▸ **TASK TO CARRY OUT**:
Repeat the lines below exactly as they appear, but leave out the images.

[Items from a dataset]
******

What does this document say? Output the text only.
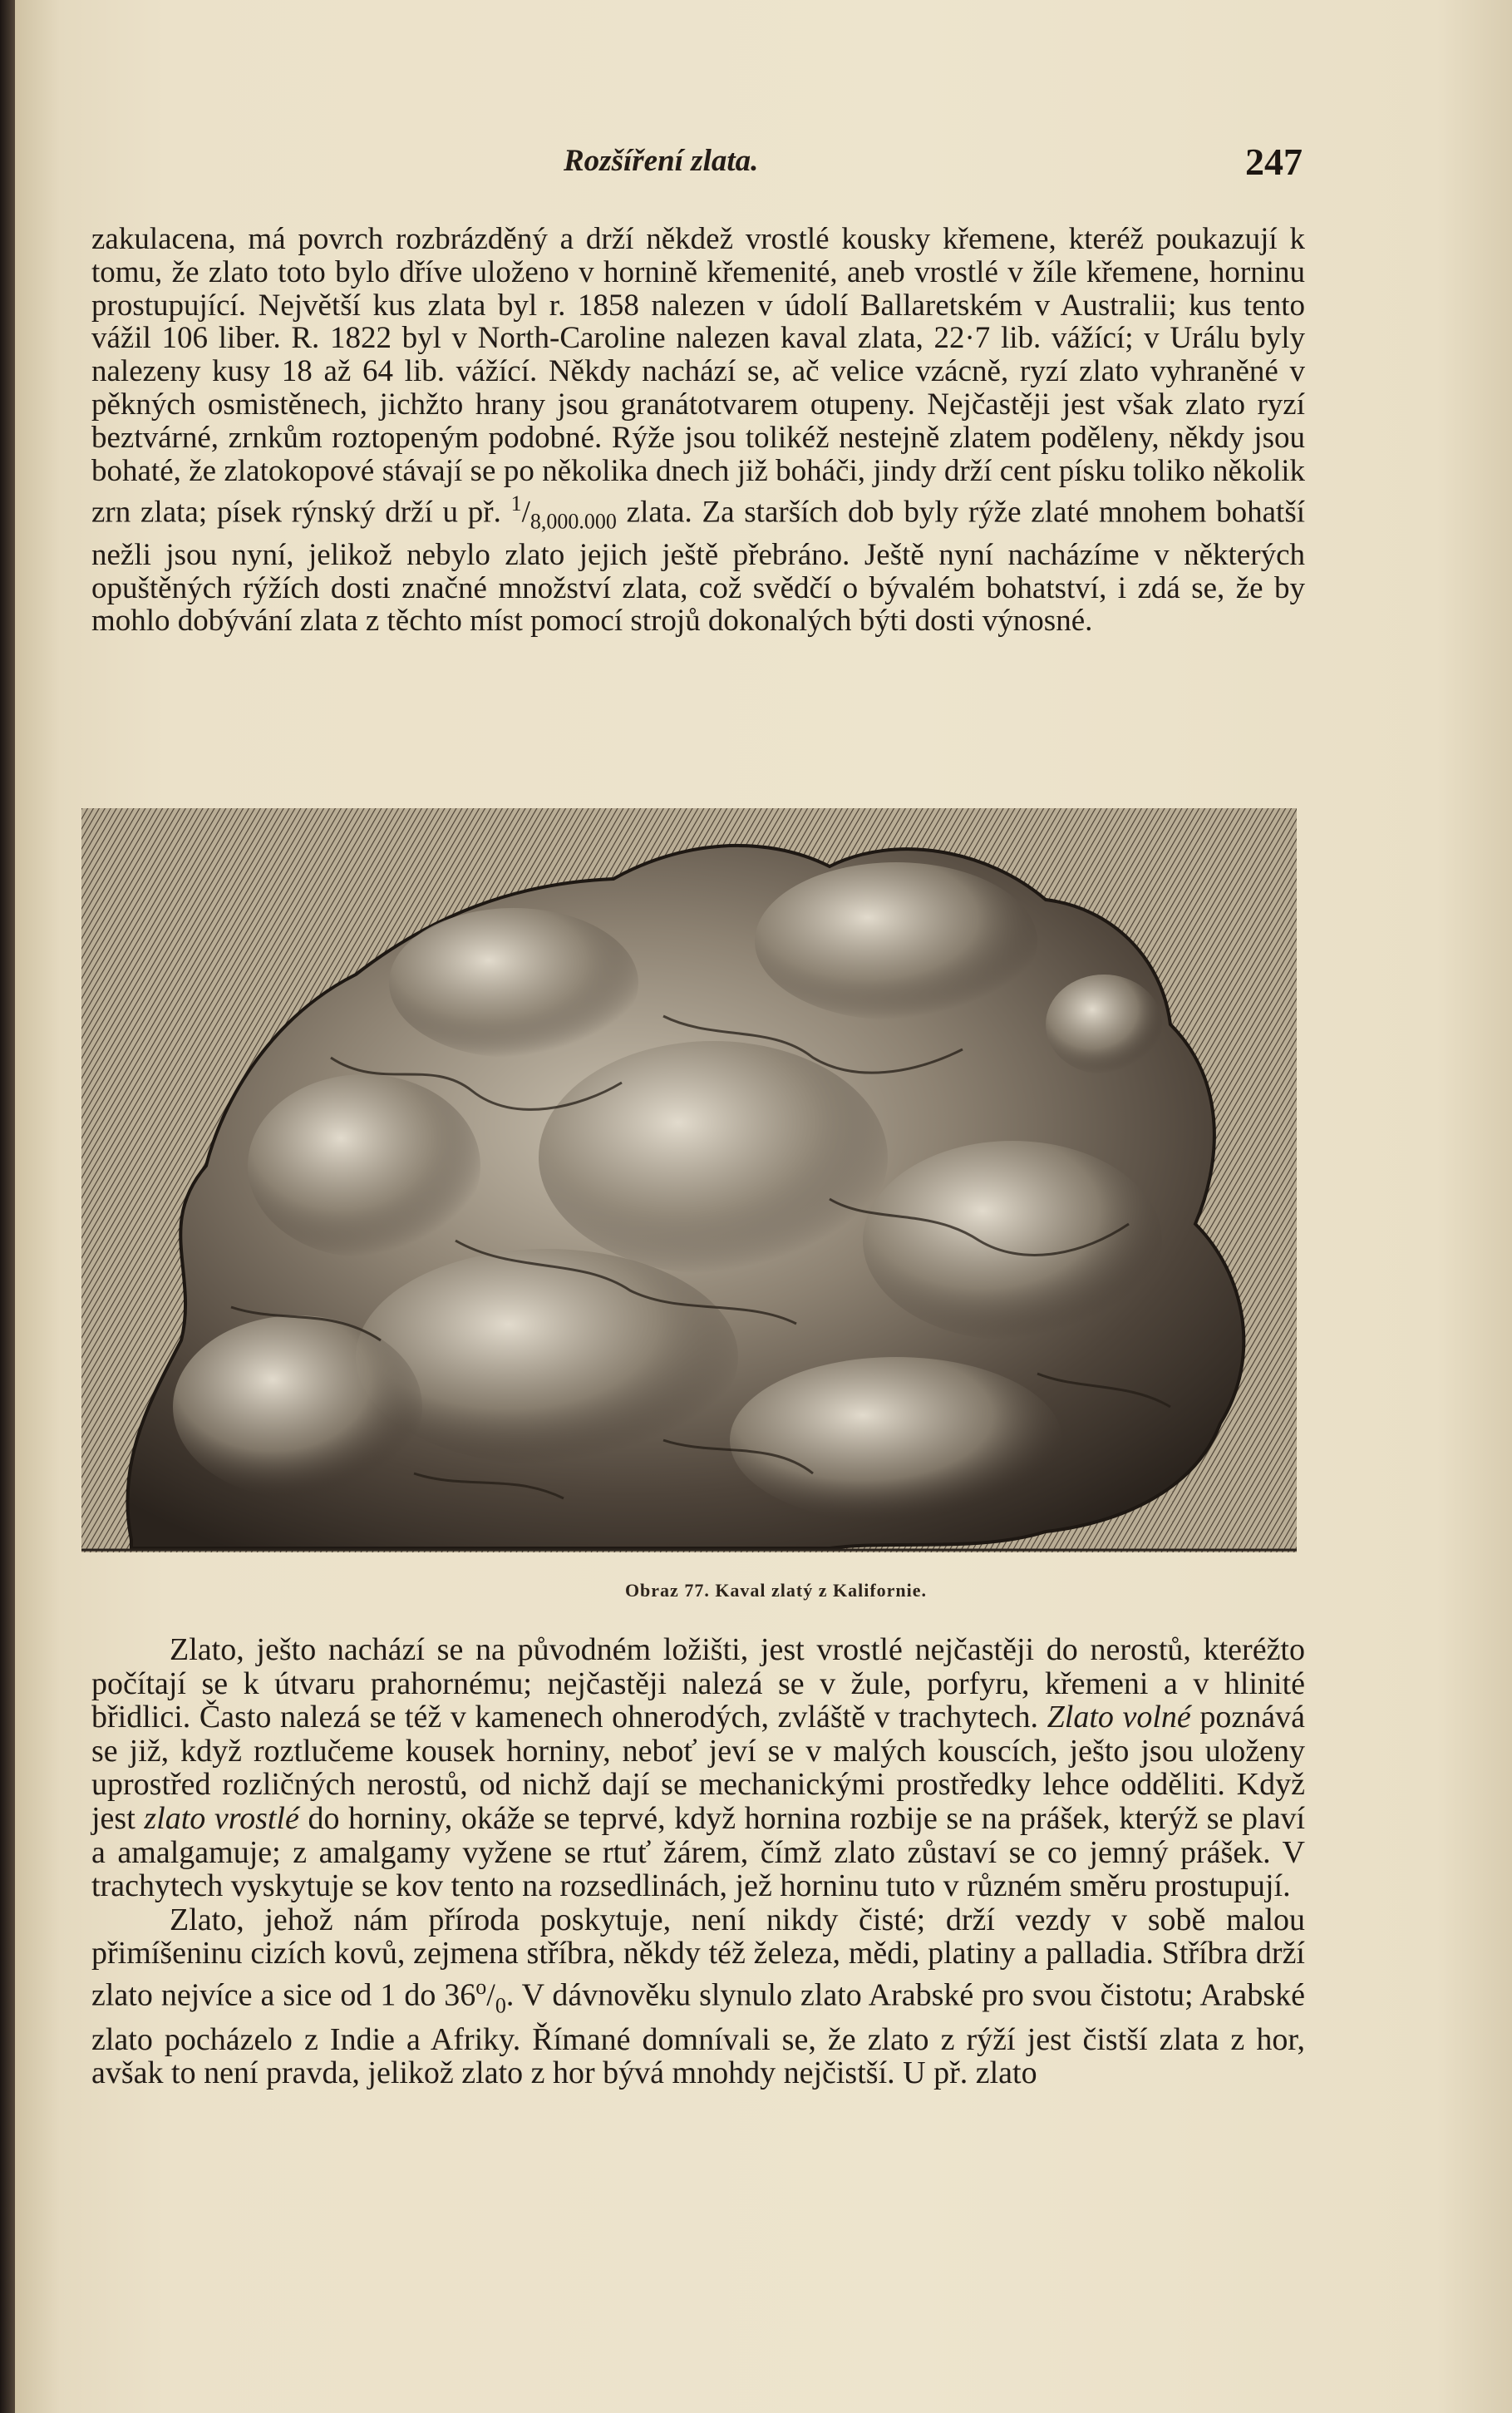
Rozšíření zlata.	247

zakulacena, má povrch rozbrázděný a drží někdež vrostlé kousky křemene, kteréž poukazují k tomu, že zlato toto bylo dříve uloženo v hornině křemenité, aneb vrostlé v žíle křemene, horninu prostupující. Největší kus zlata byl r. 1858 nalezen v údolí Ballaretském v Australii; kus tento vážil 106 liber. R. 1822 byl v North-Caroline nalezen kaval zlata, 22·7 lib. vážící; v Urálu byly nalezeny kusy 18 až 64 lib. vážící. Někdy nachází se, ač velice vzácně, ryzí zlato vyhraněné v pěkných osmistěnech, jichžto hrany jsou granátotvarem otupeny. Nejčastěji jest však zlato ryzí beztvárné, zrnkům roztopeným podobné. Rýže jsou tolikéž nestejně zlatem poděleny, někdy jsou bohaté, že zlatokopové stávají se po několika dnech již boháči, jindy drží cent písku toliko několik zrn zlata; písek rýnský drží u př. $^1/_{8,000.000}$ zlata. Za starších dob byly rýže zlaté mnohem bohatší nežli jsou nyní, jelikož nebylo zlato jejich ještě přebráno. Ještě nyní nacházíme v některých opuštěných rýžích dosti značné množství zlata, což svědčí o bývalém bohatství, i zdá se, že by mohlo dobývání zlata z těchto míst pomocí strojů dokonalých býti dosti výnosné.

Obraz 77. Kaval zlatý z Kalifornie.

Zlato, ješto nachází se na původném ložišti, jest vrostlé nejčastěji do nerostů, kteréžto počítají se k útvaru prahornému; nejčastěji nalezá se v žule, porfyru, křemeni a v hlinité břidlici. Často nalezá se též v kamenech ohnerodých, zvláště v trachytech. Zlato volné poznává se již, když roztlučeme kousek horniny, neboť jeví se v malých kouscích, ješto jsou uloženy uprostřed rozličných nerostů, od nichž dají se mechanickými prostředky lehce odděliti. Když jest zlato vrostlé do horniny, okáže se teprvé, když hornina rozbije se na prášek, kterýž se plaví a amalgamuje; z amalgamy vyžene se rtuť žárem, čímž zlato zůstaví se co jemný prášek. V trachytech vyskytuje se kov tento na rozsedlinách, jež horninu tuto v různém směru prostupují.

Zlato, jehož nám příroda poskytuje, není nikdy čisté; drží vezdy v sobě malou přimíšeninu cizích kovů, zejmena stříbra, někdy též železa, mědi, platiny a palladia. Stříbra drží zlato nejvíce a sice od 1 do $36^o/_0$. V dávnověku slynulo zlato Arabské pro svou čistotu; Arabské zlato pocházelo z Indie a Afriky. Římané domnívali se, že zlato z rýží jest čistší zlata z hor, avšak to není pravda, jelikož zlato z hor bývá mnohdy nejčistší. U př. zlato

******

▸ **WRITTEN REPLY**:
What does this document say? Output the text only.
Rozšíření zlata.	247

zakulacena, má povrch rozbrázděný a drží někdež vrostlé kousky křemene, kteréž poukazují k tomu, že zlato toto bylo dříve uloženo v hornině křemenité, aneb vrostlé v žíle křemene, horninu prostupující. Největší kus zlata byl r. 1858 nalezen v údolí Ballaretském v Australii; kus tento vážil 106 liber. R. 1822 byl v North-Caroline nalezen kaval zlata, 22·7 lib. vážící; v Urálu byly nalezeny kusy 18 až 64 lib. vážící. Někdy nachází se, ač velice vzácně, ryzí zlato vyhraněné v pěkných osmistěnech, jichžto hrany jsou granátotvarem otupeny. Nejčastěji jest však zlato ryzí beztvárné, zrnkům roztopeným podobné. Rýže jsou tolikéž nestejně zlatem poděleny, někdy jsou bohaté, že zlatokopové stávají se po několika dnech již boháči, jindy drží cent písku toliko několik zrn zlata; písek rýnský drží u př. $^1/_{8,000.000}$ zlata. Za starších dob byly rýže zlaté mnohem bohatší nežli jsou nyní, jelikož nebylo zlato jejich ještě přebráno. Ještě nyní nacházíme v některých opuštěných rýžích dosti značné množství zlata, což svědčí o bývalém bohatství, i zdá se, že by mohlo dobývání zlata z těchto míst pomocí strojů dokonalých býti dosti výnosné.

Obraz 77. Kaval zlatý z Kalifornie.

Zlato, ješto nachází se na původném ložišti, jest vrostlé nejčastěji do nerostů, kteréžto počítají se k útvaru prahornému; nejčastěji nalezá se v žule, porfyru, křemeni a v hlinité břidlici. Často nalezá se též v kamenech ohnerodých, zvláště v trachytech. Zlato volné poznává se již, když roztlučeme kousek horniny, neboť jeví se v malých kouscích, ješto jsou uloženy uprostřed rozličných nerostů, od nichž dají se mechanickými prostředky lehce odděliti. Když jest zlato vrostlé do horniny, okáže se teprvé, když hornina rozbije se na prášek, kterýž se plaví a amalgamuje; z amalgamy vyžene se rtuť žárem, čímž zlato zůstaví se co jemný prášek. V trachytech vyskytuje se kov tento na rozsedlinách, jež horninu tuto v různém směru prostupují.

Zlato, jehož nám příroda poskytuje, není nikdy čisté; drží vezdy v sobě malou přimíšeninu cizích kovů, zejmena stříbra, někdy též železa, mědi, platiny a palladia. Stříbra drží zlato nejvíce a sice od 1 do $36^o/_0$. V dávnověku slynulo zlato Arabské pro svou čistotu; Arabské zlato pocházelo z Indie a Afriky. Římané domnívali se, že zlato z rýží jest čistší zlata z hor, avšak to není pravda, jelikož zlato z hor bývá mnohdy nejčistší. U př. zlato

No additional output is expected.